• REQUIREMENT: Repeat, without any change, the entries presented below.

Chart and figure data:
━━━━━━━━━━━━━━━━━━━━

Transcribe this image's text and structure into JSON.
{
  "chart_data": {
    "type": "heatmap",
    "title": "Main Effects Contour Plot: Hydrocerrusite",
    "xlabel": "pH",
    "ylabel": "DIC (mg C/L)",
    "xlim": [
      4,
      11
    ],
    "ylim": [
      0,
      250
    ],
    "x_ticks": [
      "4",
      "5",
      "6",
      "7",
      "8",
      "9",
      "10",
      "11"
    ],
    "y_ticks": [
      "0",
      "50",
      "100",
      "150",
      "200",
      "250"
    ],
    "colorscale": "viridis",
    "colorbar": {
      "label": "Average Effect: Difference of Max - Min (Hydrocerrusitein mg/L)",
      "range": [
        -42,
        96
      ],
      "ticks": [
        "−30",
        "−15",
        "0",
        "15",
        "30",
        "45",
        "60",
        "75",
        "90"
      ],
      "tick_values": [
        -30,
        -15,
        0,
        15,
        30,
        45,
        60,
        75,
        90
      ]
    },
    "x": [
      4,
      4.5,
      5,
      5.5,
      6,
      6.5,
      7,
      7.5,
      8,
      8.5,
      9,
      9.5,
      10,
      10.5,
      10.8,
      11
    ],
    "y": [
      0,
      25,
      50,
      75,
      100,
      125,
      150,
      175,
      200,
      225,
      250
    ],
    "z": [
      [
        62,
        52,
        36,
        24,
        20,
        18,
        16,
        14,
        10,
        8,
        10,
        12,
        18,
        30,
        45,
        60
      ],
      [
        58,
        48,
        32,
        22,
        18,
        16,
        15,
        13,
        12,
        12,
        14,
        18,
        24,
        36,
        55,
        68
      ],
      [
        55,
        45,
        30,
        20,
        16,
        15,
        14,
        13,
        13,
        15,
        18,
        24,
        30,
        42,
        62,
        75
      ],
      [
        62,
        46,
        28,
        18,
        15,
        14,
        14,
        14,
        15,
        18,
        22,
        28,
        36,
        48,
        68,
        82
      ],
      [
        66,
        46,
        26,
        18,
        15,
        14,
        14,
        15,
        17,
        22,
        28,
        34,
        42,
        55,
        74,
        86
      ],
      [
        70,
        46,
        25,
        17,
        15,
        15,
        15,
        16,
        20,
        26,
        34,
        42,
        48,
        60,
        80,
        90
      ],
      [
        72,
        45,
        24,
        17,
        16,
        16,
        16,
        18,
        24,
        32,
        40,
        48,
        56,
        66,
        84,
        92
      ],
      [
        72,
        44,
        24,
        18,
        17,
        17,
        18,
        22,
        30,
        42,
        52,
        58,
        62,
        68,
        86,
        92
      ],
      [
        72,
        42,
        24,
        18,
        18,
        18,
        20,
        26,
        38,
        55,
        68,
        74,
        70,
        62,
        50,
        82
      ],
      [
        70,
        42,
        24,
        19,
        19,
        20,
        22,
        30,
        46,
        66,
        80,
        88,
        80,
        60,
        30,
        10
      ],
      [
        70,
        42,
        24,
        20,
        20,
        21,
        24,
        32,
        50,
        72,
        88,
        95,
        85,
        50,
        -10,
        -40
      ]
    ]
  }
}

━━━━━━━━━━━━━━━━━━━━

• SOLVED EXERCISE:
Transcribe this image's text and structure into JSON.
{
  "chart_data": {
    "type": "heatmap",
    "title": "Main Effects Contour Plot: Hydrocerrusite",
    "xlabel": "pH",
    "ylabel": "DIC (mg C/L)",
    "xlim": [
      4,
      11
    ],
    "ylim": [
      0,
      250
    ],
    "x_ticks": [
      "4",
      "5",
      "6",
      "7",
      "8",
      "9",
      "10",
      "11"
    ],
    "y_ticks": [
      "0",
      "50",
      "100",
      "150",
      "200",
      "250"
    ],
    "colorscale": "viridis",
    "colorbar": {
      "label": "Average Effect: Difference of Max - Min (Hydrocerrusitein mg/L)",
      "range": [
        -42,
        96
      ],
      "ticks": [
        "−30",
        "−15",
        "0",
        "15",
        "30",
        "45",
        "60",
        "75",
        "90"
      ],
      "tick_values": [
        -30,
        -15,
        0,
        15,
        30,
        45,
        60,
        75,
        90
      ]
    },
    "x": [
      4,
      4.5,
      5,
      5.5,
      6,
      6.5,
      7,
      7.5,
      8,
      8.5,
      9,
      9.5,
      10,
      10.5,
      10.8,
      11
    ],
    "y": [
      0,
      25,
      50,
      75,
      100,
      125,
      150,
      175,
      200,
      225,
      250
    ],
    "z": [
      [
        62,
        52,
        36,
        24,
        20,
        18,
        16,
        14,
        10,
        8,
        10,
        12,
        18,
        30,
        45,
        60
      ],
      [
        58,
        48,
        32,
        22,
        18,
        16,
        15,
        13,
        12,
        12,
        14,
        18,
        24,
        36,
        55,
        68
      ],
      [
        55,
        45,
        30,
        20,
        16,
        15,
        14,
        13,
        13,
        15,
        18,
        24,
        30,
        42,
        62,
        75
      ],
      [
        62,
        46,
        28,
        18,
        15,
        14,
        14,
        14,
        15,
        18,
        22,
        28,
        36,
        48,
        68,
        82
      ],
      [
        66,
        46,
        26,
        18,
        15,
        14,
        14,
        15,
        17,
        22,
        28,
        34,
        42,
        55,
        74,
        86
      ],
      [
        70,
        46,
        25,
        17,
        15,
        15,
        15,
        16,
        20,
        26,
        34,
        42,
        48,
        60,
        80,
        90
      ],
      [
        72,
        45,
        24,
        17,
        16,
        16,
        16,
        18,
        24,
        32,
        40,
        48,
        56,
        66,
        84,
        92
      ],
      [
        72,
        44,
        24,
        18,
        17,
        17,
        18,
        22,
        30,
        42,
        52,
        58,
        62,
        68,
        86,
        92
      ],
      [
        72,
        42,
        24,
        18,
        18,
        18,
        20,
        26,
        38,
        55,
        68,
        74,
        70,
        62,
        50,
        82
      ],
      [
        70,
        42,
        24,
        19,
        19,
        20,
        22,
        30,
        46,
        66,
        80,
        88,
        80,
        60,
        30,
        10
      ],
      [
        70,
        42,
        24,
        20,
        20,
        21,
        24,
        32,
        50,
        72,
        88,
        95,
        85,
        50,
        -10,
        -40
      ]
    ]
  }
}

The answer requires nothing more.